> THE REQUEST
All entries must be extracted exactly, with nothing added or dropped.

> RECORDED INFORMATION
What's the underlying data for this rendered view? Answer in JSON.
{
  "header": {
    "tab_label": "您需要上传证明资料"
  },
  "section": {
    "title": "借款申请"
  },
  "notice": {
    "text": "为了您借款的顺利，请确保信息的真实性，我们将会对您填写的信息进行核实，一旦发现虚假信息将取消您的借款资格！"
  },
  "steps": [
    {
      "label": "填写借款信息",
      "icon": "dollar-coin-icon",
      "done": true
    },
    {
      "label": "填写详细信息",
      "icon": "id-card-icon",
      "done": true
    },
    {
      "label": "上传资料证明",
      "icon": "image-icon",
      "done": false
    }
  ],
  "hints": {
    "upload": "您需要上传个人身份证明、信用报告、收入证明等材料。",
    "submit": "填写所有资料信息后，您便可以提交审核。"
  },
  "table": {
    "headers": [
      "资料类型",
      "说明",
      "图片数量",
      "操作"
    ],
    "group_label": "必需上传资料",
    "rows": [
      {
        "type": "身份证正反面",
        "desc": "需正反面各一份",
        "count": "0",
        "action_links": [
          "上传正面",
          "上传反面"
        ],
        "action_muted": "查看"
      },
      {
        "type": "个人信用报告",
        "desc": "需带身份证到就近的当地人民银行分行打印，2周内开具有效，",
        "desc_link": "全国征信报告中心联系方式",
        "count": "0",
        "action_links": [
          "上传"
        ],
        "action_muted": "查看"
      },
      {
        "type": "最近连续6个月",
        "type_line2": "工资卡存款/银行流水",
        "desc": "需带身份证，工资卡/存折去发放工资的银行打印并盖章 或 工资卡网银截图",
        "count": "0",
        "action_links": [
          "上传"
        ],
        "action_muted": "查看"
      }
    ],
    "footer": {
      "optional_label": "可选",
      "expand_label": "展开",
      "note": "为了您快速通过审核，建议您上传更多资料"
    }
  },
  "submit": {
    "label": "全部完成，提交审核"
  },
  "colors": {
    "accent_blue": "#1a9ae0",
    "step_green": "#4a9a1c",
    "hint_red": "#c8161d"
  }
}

> FINAL ANSWER
What's the underlying data for this rendered view? Answer in JSON.
{
  "header": {
    "tab_label": "您需要上传证明资料"
  },
  "section": {
    "title": "借款申请"
  },
  "notice": {
    "text": "为了您借款的顺利，请确保信息的真实性，我们将会对您填写的信息进行核实，一旦发现虚假信息将取消您的借款资格！"
  },
  "steps": [
    {
      "label": "填写借款信息",
      "icon": "dollar-coin-icon",
      "done": true
    },
    {
      "label": "填写详细信息",
      "icon": "id-card-icon",
      "done": true
    },
    {
      "label": "上传资料证明",
      "icon": "image-icon",
      "done": false
    }
  ],
  "hints": {
    "upload": "您需要上传个人身份证明、信用报告、收入证明等材料。",
    "submit": "填写所有资料信息后，您便可以提交审核。"
  },
  "table": {
    "headers": [
      "资料类型",
      "说明",
      "图片数量",
      "操作"
    ],
    "group_label": "必需上传资料",
    "rows": [
      {
        "type": "身份证正反面",
        "desc": "需正反面各一份",
        "count": "0",
        "action_links": [
          "上传正面",
          "上传反面"
        ],
        "action_muted": "查看"
      },
      {
        "type": "个人信用报告",
        "desc": "需带身份证到就近的当地人民银行分行打印，2周内开具有效，",
        "desc_link": "全国征信报告中心联系方式",
        "count": "0",
        "action_links": [
          "上传"
        ],
        "action_muted": "查看"
      },
      {
        "type": "最近连续6个月",
        "type_line2": "工资卡存款/银行流水",
        "desc": "需带身份证，工资卡/存折去发放工资的银行打印并盖章 或 工资卡网银截图",
        "count": "0",
        "action_links": [
          "上传"
        ],
        "action_muted": "查看"
      }
    ],
    "footer": {
      "optional_label": "可选",
      "expand_label": "展开",
      "note": "为了您快速通过审核，建议您上传更多资料"
    }
  },
  "submit": {
    "label": "全部完成，提交审核"
  },
  "colors": {
    "accent_blue": "#1a9ae0",
    "step_green": "#4a9a1c",
    "hint_red": "#c8161d"
  }
}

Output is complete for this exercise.